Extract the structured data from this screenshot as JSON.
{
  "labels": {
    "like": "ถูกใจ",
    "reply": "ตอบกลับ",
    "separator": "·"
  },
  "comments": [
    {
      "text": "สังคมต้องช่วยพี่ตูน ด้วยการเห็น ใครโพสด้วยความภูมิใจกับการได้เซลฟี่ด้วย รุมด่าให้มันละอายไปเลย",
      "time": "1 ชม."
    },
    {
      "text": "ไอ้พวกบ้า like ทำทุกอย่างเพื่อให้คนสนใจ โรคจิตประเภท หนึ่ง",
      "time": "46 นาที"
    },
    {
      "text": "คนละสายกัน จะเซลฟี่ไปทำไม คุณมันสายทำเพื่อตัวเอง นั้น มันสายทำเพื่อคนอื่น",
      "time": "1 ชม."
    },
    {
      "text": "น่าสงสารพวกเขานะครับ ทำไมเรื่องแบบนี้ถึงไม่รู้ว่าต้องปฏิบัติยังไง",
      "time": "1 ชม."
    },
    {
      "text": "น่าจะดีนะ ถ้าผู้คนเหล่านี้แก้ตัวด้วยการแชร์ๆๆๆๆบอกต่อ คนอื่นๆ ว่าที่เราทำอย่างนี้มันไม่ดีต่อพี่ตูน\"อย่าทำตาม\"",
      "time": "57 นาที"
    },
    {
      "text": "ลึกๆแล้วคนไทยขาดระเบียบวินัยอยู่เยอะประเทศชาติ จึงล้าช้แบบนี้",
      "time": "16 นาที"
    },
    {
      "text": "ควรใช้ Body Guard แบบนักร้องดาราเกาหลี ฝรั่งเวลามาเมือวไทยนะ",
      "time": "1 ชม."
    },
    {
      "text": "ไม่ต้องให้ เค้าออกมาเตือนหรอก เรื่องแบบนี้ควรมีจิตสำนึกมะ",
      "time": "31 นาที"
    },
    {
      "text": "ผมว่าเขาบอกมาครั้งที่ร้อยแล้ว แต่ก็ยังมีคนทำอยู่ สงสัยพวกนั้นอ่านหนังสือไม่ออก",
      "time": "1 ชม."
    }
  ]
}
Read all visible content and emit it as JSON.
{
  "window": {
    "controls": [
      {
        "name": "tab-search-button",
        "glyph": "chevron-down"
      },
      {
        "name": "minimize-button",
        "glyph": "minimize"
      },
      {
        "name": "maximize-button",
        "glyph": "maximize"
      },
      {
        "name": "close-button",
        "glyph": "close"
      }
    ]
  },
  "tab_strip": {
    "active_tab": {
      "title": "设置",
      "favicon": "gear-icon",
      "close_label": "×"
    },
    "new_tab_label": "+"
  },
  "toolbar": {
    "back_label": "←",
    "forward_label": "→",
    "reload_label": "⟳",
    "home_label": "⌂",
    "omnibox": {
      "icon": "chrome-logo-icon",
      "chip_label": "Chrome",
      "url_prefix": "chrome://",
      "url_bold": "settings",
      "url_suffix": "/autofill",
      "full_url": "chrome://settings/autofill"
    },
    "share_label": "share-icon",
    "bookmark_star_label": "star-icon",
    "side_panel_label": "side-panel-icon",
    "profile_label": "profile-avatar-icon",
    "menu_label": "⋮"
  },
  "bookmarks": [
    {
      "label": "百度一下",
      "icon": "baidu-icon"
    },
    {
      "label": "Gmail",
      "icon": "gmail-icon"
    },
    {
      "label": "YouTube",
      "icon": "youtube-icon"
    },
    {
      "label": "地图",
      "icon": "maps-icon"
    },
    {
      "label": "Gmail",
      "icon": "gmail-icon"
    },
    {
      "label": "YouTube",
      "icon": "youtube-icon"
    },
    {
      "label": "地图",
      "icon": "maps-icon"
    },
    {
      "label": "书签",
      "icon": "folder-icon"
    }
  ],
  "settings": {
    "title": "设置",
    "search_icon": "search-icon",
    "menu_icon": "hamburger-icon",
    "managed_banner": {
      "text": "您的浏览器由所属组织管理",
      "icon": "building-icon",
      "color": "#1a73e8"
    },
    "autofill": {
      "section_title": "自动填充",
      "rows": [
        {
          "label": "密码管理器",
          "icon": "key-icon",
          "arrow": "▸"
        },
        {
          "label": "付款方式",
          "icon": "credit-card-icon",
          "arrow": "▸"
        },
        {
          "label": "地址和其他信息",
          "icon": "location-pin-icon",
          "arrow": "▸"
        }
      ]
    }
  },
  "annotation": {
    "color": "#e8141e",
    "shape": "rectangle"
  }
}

========

REQUIRED WORK
Write the material out again in its entirety, exactly as shown.

FULL OUTPUT
Extract the structured data from this screenshot as JSON.
{
  "labels": {
    "like": "ถูกใจ",
    "reply": "ตอบกลับ",
    "separator": "·"
  },
  "comments": [
    {
      "text": "สังคมต้องช่วยพี่ตูน ด้วยการเห็น ใครโพสด้วยความภูมิใจกับการได้เซลฟี่ด้วย รุมด่าให้มันละอายไปเลย",
      "time": "1 ชม."
    },
    {
      "text": "ไอ้พวกบ้า like ทำทุกอย่างเพื่อให้คนสนใจ โรคจิตประเภท หนึ่ง",
      "time": "46 นาที"
    },
    {
      "text": "คนละสายกัน จะเซลฟี่ไปทำไม คุณมันสายทำเพื่อตัวเอง นั้น มันสายทำเพื่อคนอื่น",
      "time": "1 ชม."
    },
    {
      "text": "น่าสงสารพวกเขานะครับ ทำไมเรื่องแบบนี้ถึงไม่รู้ว่าต้องปฏิบัติยังไง",
      "time": "1 ชม."
    },
    {
      "text": "น่าจะดีนะ ถ้าผู้คนเหล่านี้แก้ตัวด้วยการแชร์ๆๆๆๆบอกต่อ คนอื่นๆ ว่าที่เราทำอย่างนี้มันไม่ดีต่อพี่ตูน\"อย่าทำตาม\"",
      "time": "57 นาที"
    },
    {
      "text": "ลึกๆแล้วคนไทยขาดระเบียบวินัยอยู่เยอะประเทศชาติ จึงล้าช้แบบนี้",
      "time": "16 นาที"
    },
    {
      "text": "ควรใช้ Body Guard แบบนักร้องดาราเกาหลี ฝรั่งเวลามาเมือวไทยนะ",
      "time": "1 ชม."
    },
    {
      "text": "ไม่ต้องให้ เค้าออกมาเตือนหรอก เรื่องแบบนี้ควรมีจิตสำนึกมะ",
      "time": "31 นาที"
    },
    {
      "text": "ผมว่าเขาบอกมาครั้งที่ร้อยแล้ว แต่ก็ยังมีคนทำอยู่ สงสัยพวกนั้นอ่านหนังสือไม่ออก",
      "time": "1 ชม."
    }
  ]
}
Read all visible content and emit it as JSON.
{
  "window": {
    "controls": [
      {
        "name": "tab-search-button",
        "glyph": "chevron-down"
      },
      {
        "name": "minimize-button",
        "glyph": "minimize"
      },
      {
        "name": "maximize-button",
        "glyph": "maximize"
      },
      {
        "name": "close-button",
        "glyph": "close"
      }
    ]
  },
  "tab_strip": {
    "active_tab": {
      "title": "设置",
      "favicon": "gear-icon",
      "close_label": "×"
    },
    "new_tab_label": "+"
  },
  "toolbar": {
    "back_label": "←",
    "forward_label": "→",
    "reload_label": "⟳",
    "home_label": "⌂",
    "omnibox": {
      "icon": "chrome-logo-icon",
      "chip_label": "Chrome",
      "url_prefix": "chrome://",
      "url_bold": "settings",
      "url_suffix": "/autofill",
      "full_url": "chrome://settings/autofill"
    },
    "share_label": "share-icon",
    "bookmark_star_label": "star-icon",
    "side_panel_label": "side-panel-icon",
    "profile_label": "profile-avatar-icon",
    "menu_label": "⋮"
  },
  "bookmarks": [
    {
      "label": "百度一下",
      "icon": "baidu-icon"
    },
    {
      "label": "Gmail",
      "icon": "gmail-icon"
    },
    {
      "label": "YouTube",
      "icon": "youtube-icon"
    },
    {
      "label": "地图",
      "icon": "maps-icon"
    },
    {
      "label": "Gmail",
      "icon": "gmail-icon"
    },
    {
      "label": "YouTube",
      "icon": "youtube-icon"
    },
    {
      "label": "地图",
      "icon": "maps-icon"
    },
    {
      "label": "书签",
      "icon": "folder-icon"
    }
  ],
  "settings": {
    "title": "设置",
    "search_icon": "search-icon",
    "menu_icon": "hamburger-icon",
    "managed_banner": {
      "text": "您的浏览器由所属组织管理",
      "icon": "building-icon",
      "color": "#1a73e8"
    },
    "autofill": {
      "section_title": "自动填充",
      "rows": [
        {
          "label": "密码管理器",
          "icon": "key-icon",
          "arrow": "▸"
        },
        {
          "label": "付款方式",
          "icon": "credit-card-icon",
          "arrow": "▸"
        },
        {
          "label": "地址和其他信息",
          "icon": "location-pin-icon",
          "arrow": "▸"
        }
      ]
    }
  },
  "annotation": {
    "color": "#e8141e",
    "shape": "rectangle"
  }
}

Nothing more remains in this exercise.